Dataset items:
******

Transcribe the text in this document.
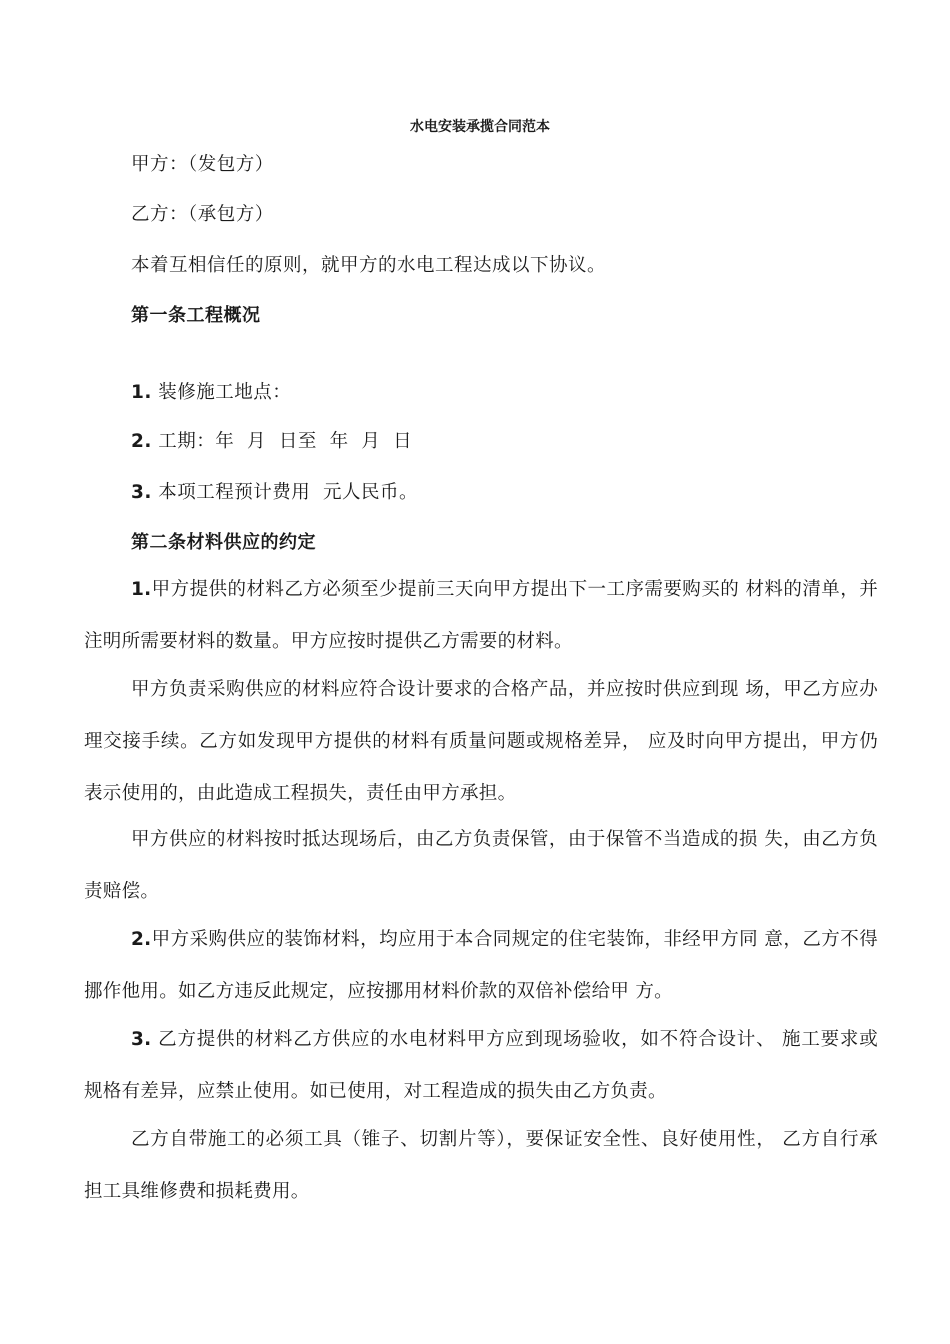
水电安装承揽合同范本
甲方：（发包方）
乙方：（承包方）
本着互相信任的原则，就甲方的水电工程达成以下协议。
第一条工程概况
1. 装修施工地点：
2. 工期：年  月  日至  年  月  日
3. 本项工程预计费用  元人民币。
第二条材料供应的约定
1.甲方提供的材料乙方必须至少提前三天向甲方提出下一工序需要购买的 材料的清单，并注明所需要材料的数量。甲方应按时提供乙方需要的材料。
甲方负责采购供应的材料应符合设计要求的合格产品，并应按时供应到现 场，甲乙方应办理交接手续。乙方如发现甲方提供的材料有质量问题或规格差异， 应及时向甲方提出，甲方仍表示使用的，由此造成工程损失，责任由甲方承担。
甲方供应的材料按时抵达现场后，由乙方负责保管，由于保管不当造成的损 失，由乙方负责赔偿。
2.甲方采购供应的装饰材料，均应用于本合同规定的住宅装饰，非经甲方同 意，乙方不得挪作他用。如乙方违反此规定，应按挪用材料价款的双倍补偿给甲 方。
3. 乙方提供的材料乙方供应的水电材料甲方应到现场验收，如不符合设计、 施工要求或规格有差异，应禁止使用。如已使用，对工程造成的损失由乙方负责。
乙方自带施工的必须工具（锥子、切割片等），要保证安全性、良好使用性， 乙方自行承担工具维修费和损耗费用。
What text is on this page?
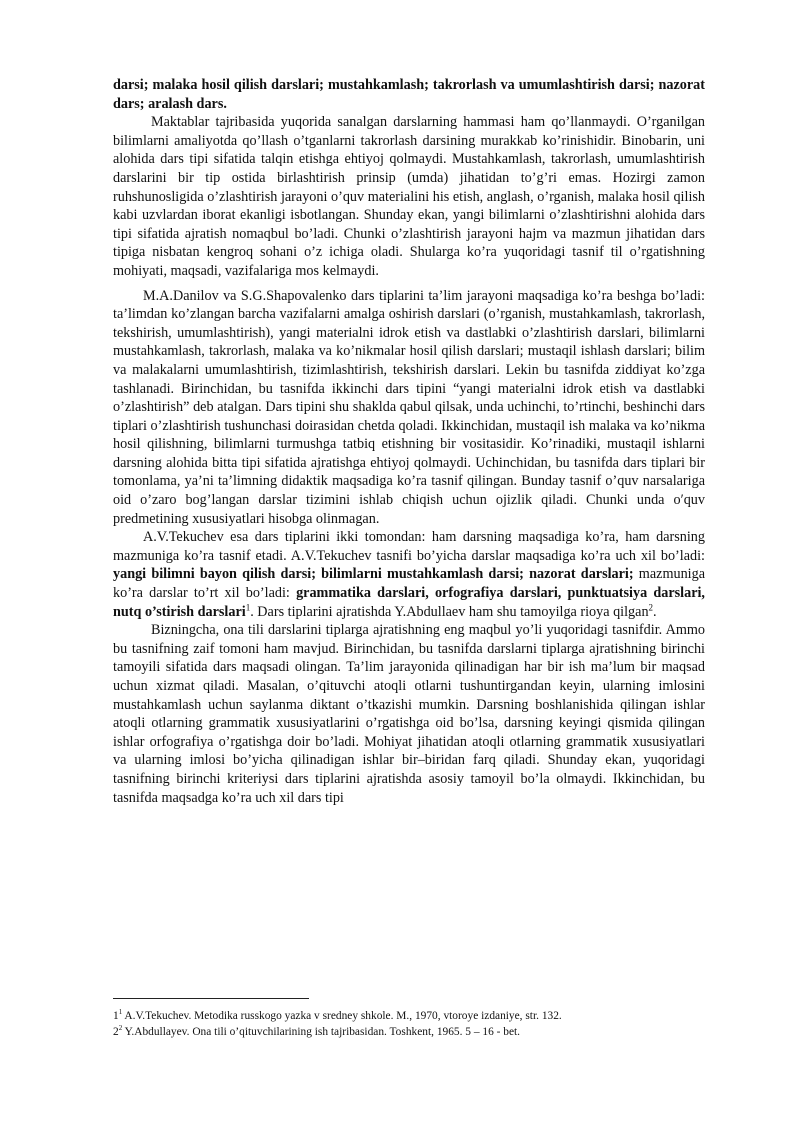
darsi; malaka hosil qilish darslari; mustahkamlash; takrorlash va umumlashtirish darsi; nazorat dars; aralash dars.

Maktablar tajribasida yuqorida sanalgan darslarning hammasi ham qo’llanmaydi. O’rganilgan bilimlarni amaliyotda qo’llash o’tganlarni takrorlash darsining murakkab ko’rinishidir. Binobarin, uni alohida dars tipi sifatida talqin etishga ehtiyoj qolmaydi. Mustahkamlash, takrorlash, umumlashtirish darslarini bir tip ostida birlashtirish prinsip (umda) jihatidan to’g’ri emas. Hozirgi zamon ruhshunosligida o’zlashtirish jarayoni o’quv materialini his etish, anglash, o’rganish, malaka hosil qilish kabi uzvlardan iborat ekanligi isbotlangan. Shunday ekan, yangi bilimlarni o’zlashtirishni alohida dars tipi sifatida ajratish nomaqbul bo’ladi. Chunki o’zlashtirish jarayoni hajm va mazmun jihatidan dars tipiga nisbatan kengroq sohani o’z ichiga oladi. Shularga ko’ra yuqoridagi tasnif til o’rgatishning mohiyati, maqsadi, vazifalariga mos kelmaydi.

M.A.Danilov va S.G.Shapovalenko dars tiplarini ta’lim jarayoni maqsadiga ko’ra beshga bo’ladi: ta’limdan ko’zlangan barcha vazifalarni amalga oshirish darslari (o’rganish, mustahkamlash, takrorlash, tekshirish, umumlashtirish), yangi materialni idrok etish va dastlabki o’zlashtirish darslari, bilimlarni mustahkamlash, takrorlash, malaka va ko’nikmalar hosil qilish darslari; mustaqil ishlash darslari; bilim va malakalarni umumlashtirish, tizimlashtirish, tekshirish darslari. Lekin bu tasnifda ziddiyat ko’zga tashlanadi. Birinchidan, bu tasnifda ikkinchi dars tipini “yangi materialni idrok etish va dastlabki o’zlashtirish” deb atalgan. Dars tipini shu shaklda qabul qilsak, unda uchinchi, to’rtinchi, beshinchi dars tiplari o’zlashtirish tushunchasi doirasidan chetda qoladi. Ikkinchidan, mustaqil ish malaka va ko’nikma hosil qilishning, bilimlarni turmushga tatbiq etishning bir vositasidir. Ko’rinadiki, mustaqil ishlarni darsning alohida bitta tipi sifatida ajratishga ehtiyoj qolmaydi. Uchinchidan, bu tasnifda dars tiplari bir tomonlama, ya’ni ta’limning didaktik maqsadiga ko’ra tasnif qilingan. Bunday tasnif o’quv narsalariga oid o’zaro bog’langan darslar tizimini ishlab chiqish uchun ojizlik qiladi. Chunki unda o′quv predmetining xususiyatlari hisobga olinmagan.

A.V.Tekuchev esa dars tiplarini ikki tomondan: ham darsning maqsadiga ko’ra, ham darsning mazmuniga ko’ra tasnif etadi. A.V.Tekuchev tasnifi bo’yicha darslar maqsadiga ko’ra uch xil bo’ladi: yangi bilimni bayon qilish darsi; bilimlarni mustahkamlash darsi; nazorat darslari; mazmuniga ko’ra darslar to’rt xil bo’ladi: grammatika darslari, orfografiya darslari, punktuatsiya darslari, nutq o’stirish darslari$^1$. Dars tiplarini ajratishda Y.Abdullaev ham shu tamoyilga rioya qilgan$^2$.

Bizningcha, ona tili darslarini tiplarga ajratishning eng maqbul yo’li yuqoridagi tasnifdir. Ammo bu tasnifning zaif tomoni ham mavjud. Birinchidan, bu tasnifda darslarni tiplarga ajratishning birinchi tamoyili sifatida dars maqsadi olingan. Ta’lim jarayonida qilinadigan har bir ish ma’lum bir maqsad uchun xizmat qiladi. Masalan, o’qituvchi atoqli otlarni tushuntirgandan keyin, ularning imlosini mustahkamlash uchun saylanma diktant o’tkazishi mumkin. Darsning boshlanishida qilingan ishlar atoqli otlarning grammatik xususiyatlarini o’rgatishga oid bo’lsa, darsning keyingi qismida qilingan ishlar orfografiya o’rgatishga doir bo’ladi. Mohiyat jihatidan atoqli otlarning grammatik xususiyatlari va ularning imlosi bo’yicha qilinadigan ishlar bir–biridan farq qiladi. Shunday ekan, yuqoridagi tasnifning birinchi kriteriysi dars tiplarini ajratishda asosiy tamoyil bo’la olmaydi. Ikkinchidan, bu tasnifda maqsadga ko’ra uch xil dars tipi

$1^1$ A.V.Tekuchev. Metodika russkogo yazka v sredney shkole. M., 1970, vtoroye izdaniye, str. 132.

$2^2$ Y.Abdullayev. Ona tili o’qituvchilarining ish tajribasidan. Toshkent, 1965. 5 – 16 - bet.
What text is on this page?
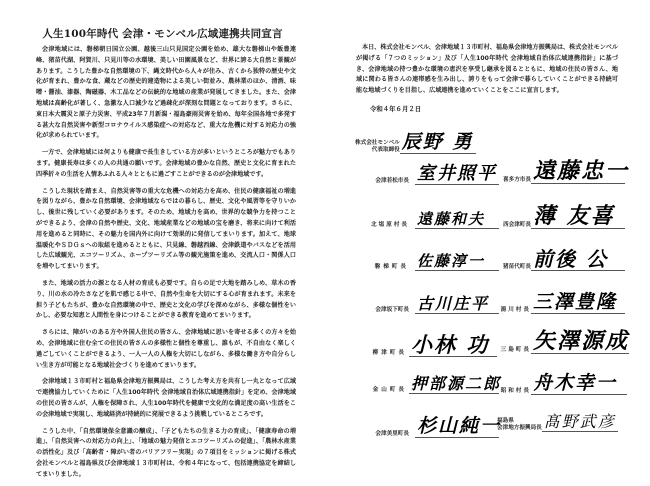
人生100年時代 会津・モンベル広域連携共同宣言

会津地域には、磐梯朝日国立公園、越後三山只見国定公園を始め、雄大な磐梯山や飯豊連峰、猪苗代湖、阿賀川、只見川等の水環境、美しい田園風景など、世界に誇る大自然と景観があります。こうした豊かな自然環境の下、縄文時代から人々が住み、古くから独特の歴史や文化が育まれ、豊かな食、蔵などの歴史的建造物による美しい街並み、農林業のほか、清酒、味噌・醤油、漆器、陶磁器、木工品などの伝統的な地域の産業が発展してきました。また、会津地域は高齢化が著しく、急激な人口減少など過疎化が深刻な問題となっております。さらに、東日本大震災と原子力災害、平成23年７月新潟・福島豪雨災害を始め、毎年全国各地で多発する甚大な自然災害や新型コロナウイルス感染症への対応など、重大な危機に対する対応力の強化が求められています。

一方で、会津地域には何よりも健康で長生きしている方が多いというところが魅力でもあります。健康長寿は多くの人の共通の願いです。会津地域の豊かな自然、歴史と文化に育まれた四季折々の生活を人情あふれる人々とともに過ごすことができるのが会津地域です。

こうした現状を踏まえ、自然災害等の重大な危機への対応力を高め、住民の健康福祉の増進を図りながら、豊かな自然環境、会津地域ならではの暮らし、歴史、文化や風習等を守りいかし、後世に残していく必要があります。そのため、地域力を高め、世界的な競争力を持つことができるよう、会津の自然や歴史、文化、地域産業などの地域の宝を磨き、将来に向けて利活用を進めると同時に、その魅力を国内外に向けて効果的に発信してまいります。加えて、地球温暖化やＳＤＧｓへの取組を進めるとともに、只見線、磐越西線、会津鉄道やバスなどを活用した広域観光、エコツーリズム、ホープツーリズム等の観光施策を進め、交流人口・関係人口を増やしてまいります。

また、地域の活力の源となる人材の育成も必要です。自らの足で大地を踏みしめ、草木の香り、川の水の冷たさなどを肌で感じる中で、自然や生命を大切にする心が育まれます。未来を担う子どもたちが、豊かな自然環境の中で、歴史と文化の学びを深めながら、多様な個性をいかし、必要な知恵と人間性を身につけることができる教育を進めてまいります。

さらには、障がいのある方や外国人住民の皆さん、会津地域に思いを寄せる多くの方々を始め、会津地域に住む全ての住民の皆さんの多様性と個性を尊重し、誰もが、不自由なく楽しく過ごしていくことができるよう、一人一人の人権を大切にしながら、多様な働き方や自分らしい生き方が可能となる地域社会づくりを進めてまいります。

会津地域１３市町村と福島県会津地方振興局は、こうした考え方を共有し一丸となって広域で連携協力していくために「人生100年時代 会津地域自治体広域連携指針」を定め、会津地域の住民の皆さんが、人権を保障され、人生100年時代を健康で文化的な満足度の高い生活をこの会津地域で実現し、地域経済が持続的に発展できるよう挑戦しているところです。

こうした中、「自然環境保全意識の醸成」、「子どもたちの生きる力の育成」、「健康寿命の増進」、「自然災害への対応力の向上」、「地域の魅力発信とエコツーリズムの促進」、「農林水産業の活性化」及び「高齢者・障がい者のバリアフリー実現」の７項目をミッションに掲げる株式会社モンベルと福島県及び会津地域１３市町村は、令和４年になって、包括連携協定を締結してまいりました。

本日、株式会社モンベル、会津地域１３市町村、福島県会津地方振興局は、株式会社モンベルが掲げる「７つのミッション」及び「人生100年時代 会津地域自治体広域連携指針」に基づき、会津地域の持つ豊かな環境の恵沢を享受し継承を図るとともに、地域の住民の皆さん、地域に関わる皆さんの連帯感を生み出し、誇りをもって会津で暮らしていくことができる持続可能な地域づくりを目指し、広域連携を進めていくことをここに宣言します。

令和４年６月２日
株式会社モンベル
代表取締役 辰野 勇
会津若松市長 室井照平	喜多方市長 遠藤忠一
北塩原村長 遠藤和夫	西会津町長 薄 友喜
磐梯町長 佐藤淳一	猪苗代町長 前後 公
会津坂下町長 古川庄平	湯川村長 三澤豊隆
柳津町長 小林 功	三島町長 矢澤源成
金山町長 押部源二郎 昭和村長 舟木幸一
会津美里町長 杉山純一
福島県
会津地方振興局長 髙野武彦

******

▶ _PROBLEM STATEMENT_:
Which lines hold the word "Tekuchev"? Return all of them from the records above.

▶ _REPLY_:
A.V.Tekuchev esa dars tiplarini ikki tomondan: ham darsning maqsadiga ko’ra, ham darsning mazmuniga ko’ra tasnif etadi. A.V.Tekuchev tasnifi bo’yicha darslar maqsadiga ko’ra uch xil bo’ladi: yangi bilimni bayon qilish darsi; bilimlarni mustahkamlash darsi; nazorat darslari; mazmuniga ko’ra darslar to’rt xil bo’ladi: grammatika darslari, orfografiya darslari, punktuatsiya darslari, nutq o’stirish darslari$^1$. Dars tiplarini ajratishda Y.Abdullaev ham shu tamoyilga rioya qilgan$^2$.
$1^1$ A.V.Tekuchev. Metodika russkogo yazka v sredney shkole. M., 1970, vtoroye izdaniye, str. 132.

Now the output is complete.